REQUEST: Reproduce each record below exactly as written.

LISTED ENTRIES:

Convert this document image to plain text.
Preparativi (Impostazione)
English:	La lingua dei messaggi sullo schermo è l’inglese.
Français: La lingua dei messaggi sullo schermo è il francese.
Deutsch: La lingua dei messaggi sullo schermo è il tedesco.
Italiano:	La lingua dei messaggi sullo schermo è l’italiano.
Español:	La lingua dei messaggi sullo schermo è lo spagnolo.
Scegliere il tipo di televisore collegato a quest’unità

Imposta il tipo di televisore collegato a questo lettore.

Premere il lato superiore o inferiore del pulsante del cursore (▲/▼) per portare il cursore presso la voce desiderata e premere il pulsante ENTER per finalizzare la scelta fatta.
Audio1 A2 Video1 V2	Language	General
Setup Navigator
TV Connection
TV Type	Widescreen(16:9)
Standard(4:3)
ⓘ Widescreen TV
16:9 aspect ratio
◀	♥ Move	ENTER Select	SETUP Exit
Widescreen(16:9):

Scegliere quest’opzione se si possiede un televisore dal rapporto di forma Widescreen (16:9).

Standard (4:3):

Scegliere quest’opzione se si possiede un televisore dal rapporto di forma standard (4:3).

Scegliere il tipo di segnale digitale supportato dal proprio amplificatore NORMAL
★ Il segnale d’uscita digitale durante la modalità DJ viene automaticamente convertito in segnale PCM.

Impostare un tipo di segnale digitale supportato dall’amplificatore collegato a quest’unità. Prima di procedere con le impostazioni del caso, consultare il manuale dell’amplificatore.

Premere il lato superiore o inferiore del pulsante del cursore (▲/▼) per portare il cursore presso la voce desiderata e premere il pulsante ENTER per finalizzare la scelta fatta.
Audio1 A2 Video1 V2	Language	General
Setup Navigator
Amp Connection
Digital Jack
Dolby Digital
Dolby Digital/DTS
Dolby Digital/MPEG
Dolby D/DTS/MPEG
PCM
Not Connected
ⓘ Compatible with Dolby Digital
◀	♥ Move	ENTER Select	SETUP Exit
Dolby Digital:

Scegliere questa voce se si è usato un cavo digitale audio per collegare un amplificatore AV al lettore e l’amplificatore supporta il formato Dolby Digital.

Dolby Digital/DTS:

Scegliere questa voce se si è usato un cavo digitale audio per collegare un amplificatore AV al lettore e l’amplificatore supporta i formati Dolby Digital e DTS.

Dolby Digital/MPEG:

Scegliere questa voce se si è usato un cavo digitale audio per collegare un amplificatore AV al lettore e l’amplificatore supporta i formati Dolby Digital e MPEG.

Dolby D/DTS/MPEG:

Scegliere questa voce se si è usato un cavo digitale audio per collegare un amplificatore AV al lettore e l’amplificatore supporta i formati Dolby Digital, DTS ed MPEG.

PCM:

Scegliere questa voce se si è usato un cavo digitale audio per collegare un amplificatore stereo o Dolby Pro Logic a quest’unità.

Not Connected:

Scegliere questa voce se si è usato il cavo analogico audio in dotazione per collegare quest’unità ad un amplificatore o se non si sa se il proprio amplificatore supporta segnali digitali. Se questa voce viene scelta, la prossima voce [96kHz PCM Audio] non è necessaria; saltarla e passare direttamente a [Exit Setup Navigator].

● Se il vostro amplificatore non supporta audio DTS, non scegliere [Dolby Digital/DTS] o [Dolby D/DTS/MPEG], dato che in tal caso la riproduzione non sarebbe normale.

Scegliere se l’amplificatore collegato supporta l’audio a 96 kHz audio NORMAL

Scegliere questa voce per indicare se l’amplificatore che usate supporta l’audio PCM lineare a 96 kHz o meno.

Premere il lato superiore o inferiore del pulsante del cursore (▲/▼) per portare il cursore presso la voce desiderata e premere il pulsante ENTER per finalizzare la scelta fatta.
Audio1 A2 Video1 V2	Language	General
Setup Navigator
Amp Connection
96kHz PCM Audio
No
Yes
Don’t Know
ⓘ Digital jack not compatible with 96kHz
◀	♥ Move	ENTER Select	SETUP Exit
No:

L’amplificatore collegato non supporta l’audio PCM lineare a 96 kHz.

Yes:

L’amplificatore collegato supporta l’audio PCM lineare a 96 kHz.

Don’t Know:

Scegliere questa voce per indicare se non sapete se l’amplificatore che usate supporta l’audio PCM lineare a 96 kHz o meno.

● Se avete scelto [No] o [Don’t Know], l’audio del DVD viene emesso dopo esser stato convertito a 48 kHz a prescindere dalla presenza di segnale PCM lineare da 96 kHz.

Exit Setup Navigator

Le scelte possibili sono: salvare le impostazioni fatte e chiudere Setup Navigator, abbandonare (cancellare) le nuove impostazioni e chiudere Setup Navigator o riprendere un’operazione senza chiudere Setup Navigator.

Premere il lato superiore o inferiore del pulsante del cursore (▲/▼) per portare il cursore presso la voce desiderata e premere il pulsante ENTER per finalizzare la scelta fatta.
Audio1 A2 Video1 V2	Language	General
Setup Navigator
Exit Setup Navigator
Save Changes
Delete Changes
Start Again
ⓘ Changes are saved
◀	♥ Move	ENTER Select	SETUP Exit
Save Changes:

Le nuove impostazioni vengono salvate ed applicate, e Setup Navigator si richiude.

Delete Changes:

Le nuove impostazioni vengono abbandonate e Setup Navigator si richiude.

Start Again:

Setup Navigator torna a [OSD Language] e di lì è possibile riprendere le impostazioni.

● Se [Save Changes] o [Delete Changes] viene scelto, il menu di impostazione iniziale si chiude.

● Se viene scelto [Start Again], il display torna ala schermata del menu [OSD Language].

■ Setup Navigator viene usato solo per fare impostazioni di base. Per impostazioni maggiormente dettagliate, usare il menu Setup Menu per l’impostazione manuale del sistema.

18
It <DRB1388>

SOLUTION FOR THIS EXERCISE:
Convert this document image to plain text.
Preparativi (Impostazione)
English:	La lingua dei messaggi sullo schermo è l’inglese.
Français: La lingua dei messaggi sullo schermo è il francese.
Deutsch: La lingua dei messaggi sullo schermo è il tedesco.
Italiano:	La lingua dei messaggi sullo schermo è l’italiano.
Español:	La lingua dei messaggi sullo schermo è lo spagnolo.
Scegliere il tipo di televisore collegato a quest’unità

Imposta il tipo di televisore collegato a questo lettore.

Premere il lato superiore o inferiore del pulsante del cursore (▲/▼) per portare il cursore presso la voce desiderata e premere il pulsante ENTER per finalizzare la scelta fatta.
Audio1 A2 Video1 V2	Language	General
Setup Navigator
TV Connection
TV Type	Widescreen(16:9)
Standard(4:3)
ⓘ Widescreen TV
16:9 aspect ratio
◀	♥ Move	ENTER Select	SETUP Exit
Widescreen(16:9):

Scegliere quest’opzione se si possiede un televisore dal rapporto di forma Widescreen (16:9).

Standard (4:3):

Scegliere quest’opzione se si possiede un televisore dal rapporto di forma standard (4:3).

Scegliere il tipo di segnale digitale supportato dal proprio amplificatore NORMAL
★ Il segnale d’uscita digitale durante la modalità DJ viene automaticamente convertito in segnale PCM.

Impostare un tipo di segnale digitale supportato dall’amplificatore collegato a quest’unità. Prima di procedere con le impostazioni del caso, consultare il manuale dell’amplificatore.

Premere il lato superiore o inferiore del pulsante del cursore (▲/▼) per portare il cursore presso la voce desiderata e premere il pulsante ENTER per finalizzare la scelta fatta.
Audio1 A2 Video1 V2	Language	General
Setup Navigator
Amp Connection
Digital Jack
Dolby Digital
Dolby Digital/DTS
Dolby Digital/MPEG
Dolby D/DTS/MPEG
PCM
Not Connected
ⓘ Compatible with Dolby Digital
◀	♥ Move	ENTER Select	SETUP Exit
Dolby Digital:

Scegliere questa voce se si è usato un cavo digitale audio per collegare un amplificatore AV al lettore e l’amplificatore supporta il formato Dolby Digital.

Dolby Digital/DTS:

Scegliere questa voce se si è usato un cavo digitale audio per collegare un amplificatore AV al lettore e l’amplificatore supporta i formati Dolby Digital e DTS.

Dolby Digital/MPEG:

Scegliere questa voce se si è usato un cavo digitale audio per collegare un amplificatore AV al lettore e l’amplificatore supporta i formati Dolby Digital e MPEG.

Dolby D/DTS/MPEG:

Scegliere questa voce se si è usato un cavo digitale audio per collegare un amplificatore AV al lettore e l’amplificatore supporta i formati Dolby Digital, DTS ed MPEG.

PCM:

Scegliere questa voce se si è usato un cavo digitale audio per collegare un amplificatore stereo o Dolby Pro Logic a quest’unità.

Not Connected:

Scegliere questa voce se si è usato il cavo analogico audio in dotazione per collegare quest’unità ad un amplificatore o se non si sa se il proprio amplificatore supporta segnali digitali. Se questa voce viene scelta, la prossima voce [96kHz PCM Audio] non è necessaria; saltarla e passare direttamente a [Exit Setup Navigator].

● Se il vostro amplificatore non supporta audio DTS, non scegliere [Dolby Digital/DTS] o [Dolby D/DTS/MPEG], dato che in tal caso la riproduzione non sarebbe normale.

Scegliere se l’amplificatore collegato supporta l’audio a 96 kHz audio NORMAL

Scegliere questa voce per indicare se l’amplificatore che usate supporta l’audio PCM lineare a 96 kHz o meno.

Premere il lato superiore o inferiore del pulsante del cursore (▲/▼) per portare il cursore presso la voce desiderata e premere il pulsante ENTER per finalizzare la scelta fatta.
Audio1 A2 Video1 V2	Language	General
Setup Navigator
Amp Connection
96kHz PCM Audio
No
Yes
Don’t Know
ⓘ Digital jack not compatible with 96kHz
◀	♥ Move	ENTER Select	SETUP Exit
No:

L’amplificatore collegato non supporta l’audio PCM lineare a 96 kHz.

Yes:

L’amplificatore collegato supporta l’audio PCM lineare a 96 kHz.

Don’t Know:

Scegliere questa voce per indicare se non sapete se l’amplificatore che usate supporta l’audio PCM lineare a 96 kHz o meno.

● Se avete scelto [No] o [Don’t Know], l’audio del DVD viene emesso dopo esser stato convertito a 48 kHz a prescindere dalla presenza di segnale PCM lineare da 96 kHz.

Exit Setup Navigator

Le scelte possibili sono: salvare le impostazioni fatte e chiudere Setup Navigator, abbandonare (cancellare) le nuove impostazioni e chiudere Setup Navigator o riprendere un’operazione senza chiudere Setup Navigator.

Premere il lato superiore o inferiore del pulsante del cursore (▲/▼) per portare il cursore presso la voce desiderata e premere il pulsante ENTER per finalizzare la scelta fatta.
Audio1 A2 Video1 V2	Language	General
Setup Navigator
Exit Setup Navigator
Save Changes
Delete Changes
Start Again
ⓘ Changes are saved
◀	♥ Move	ENTER Select	SETUP Exit
Save Changes:

Le nuove impostazioni vengono salvate ed applicate, e Setup Navigator si richiude.

Delete Changes:

Le nuove impostazioni vengono abbandonate e Setup Navigator si richiude.

Start Again:

Setup Navigator torna a [OSD Language] e di lì è possibile riprendere le impostazioni.

● Se [Save Changes] o [Delete Changes] viene scelto, il menu di impostazione iniziale si chiude.

● Se viene scelto [Start Again], il display torna ala schermata del menu [OSD Language].

■ Setup Navigator viene usato solo per fare impostazioni di base. Per impostazioni maggiormente dettagliate, usare il menu Setup Menu per l’impostazione manuale del sistema.

18
It <DRB1388>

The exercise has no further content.